___ Records shown

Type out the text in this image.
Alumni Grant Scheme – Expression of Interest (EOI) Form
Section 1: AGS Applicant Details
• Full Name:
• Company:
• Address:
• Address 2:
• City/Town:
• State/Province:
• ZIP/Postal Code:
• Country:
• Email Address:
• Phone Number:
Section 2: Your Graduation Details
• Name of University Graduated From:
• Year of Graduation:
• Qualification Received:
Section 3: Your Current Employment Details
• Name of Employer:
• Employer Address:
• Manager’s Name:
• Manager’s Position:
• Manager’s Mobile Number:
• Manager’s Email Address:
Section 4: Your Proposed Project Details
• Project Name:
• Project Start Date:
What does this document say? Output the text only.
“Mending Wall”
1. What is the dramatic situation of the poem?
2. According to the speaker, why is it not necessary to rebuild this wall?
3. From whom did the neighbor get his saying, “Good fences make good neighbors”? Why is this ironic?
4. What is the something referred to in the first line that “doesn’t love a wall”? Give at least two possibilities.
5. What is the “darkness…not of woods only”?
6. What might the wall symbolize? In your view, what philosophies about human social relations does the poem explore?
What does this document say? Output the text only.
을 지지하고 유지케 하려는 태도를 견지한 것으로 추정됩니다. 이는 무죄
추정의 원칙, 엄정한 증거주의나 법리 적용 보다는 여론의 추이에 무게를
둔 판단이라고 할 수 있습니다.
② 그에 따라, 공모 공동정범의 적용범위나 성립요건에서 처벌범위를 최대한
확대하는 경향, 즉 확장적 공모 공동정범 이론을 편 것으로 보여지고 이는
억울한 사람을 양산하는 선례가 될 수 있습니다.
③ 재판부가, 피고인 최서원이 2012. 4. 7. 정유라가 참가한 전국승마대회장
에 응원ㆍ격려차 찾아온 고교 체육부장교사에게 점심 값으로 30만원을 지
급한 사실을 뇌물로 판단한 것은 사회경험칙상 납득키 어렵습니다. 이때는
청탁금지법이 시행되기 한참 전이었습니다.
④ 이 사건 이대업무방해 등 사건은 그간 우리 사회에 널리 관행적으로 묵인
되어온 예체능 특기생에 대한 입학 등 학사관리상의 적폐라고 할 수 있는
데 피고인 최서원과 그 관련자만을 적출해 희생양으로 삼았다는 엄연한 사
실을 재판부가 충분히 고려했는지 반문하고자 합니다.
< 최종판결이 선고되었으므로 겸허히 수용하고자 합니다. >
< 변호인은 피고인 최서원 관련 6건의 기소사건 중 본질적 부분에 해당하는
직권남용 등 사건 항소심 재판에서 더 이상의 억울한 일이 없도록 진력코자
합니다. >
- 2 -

______

What is expected: Take each line containing the string "Email" and copy it out.

Full output:
• Email Address:
• Manager’s Email Address:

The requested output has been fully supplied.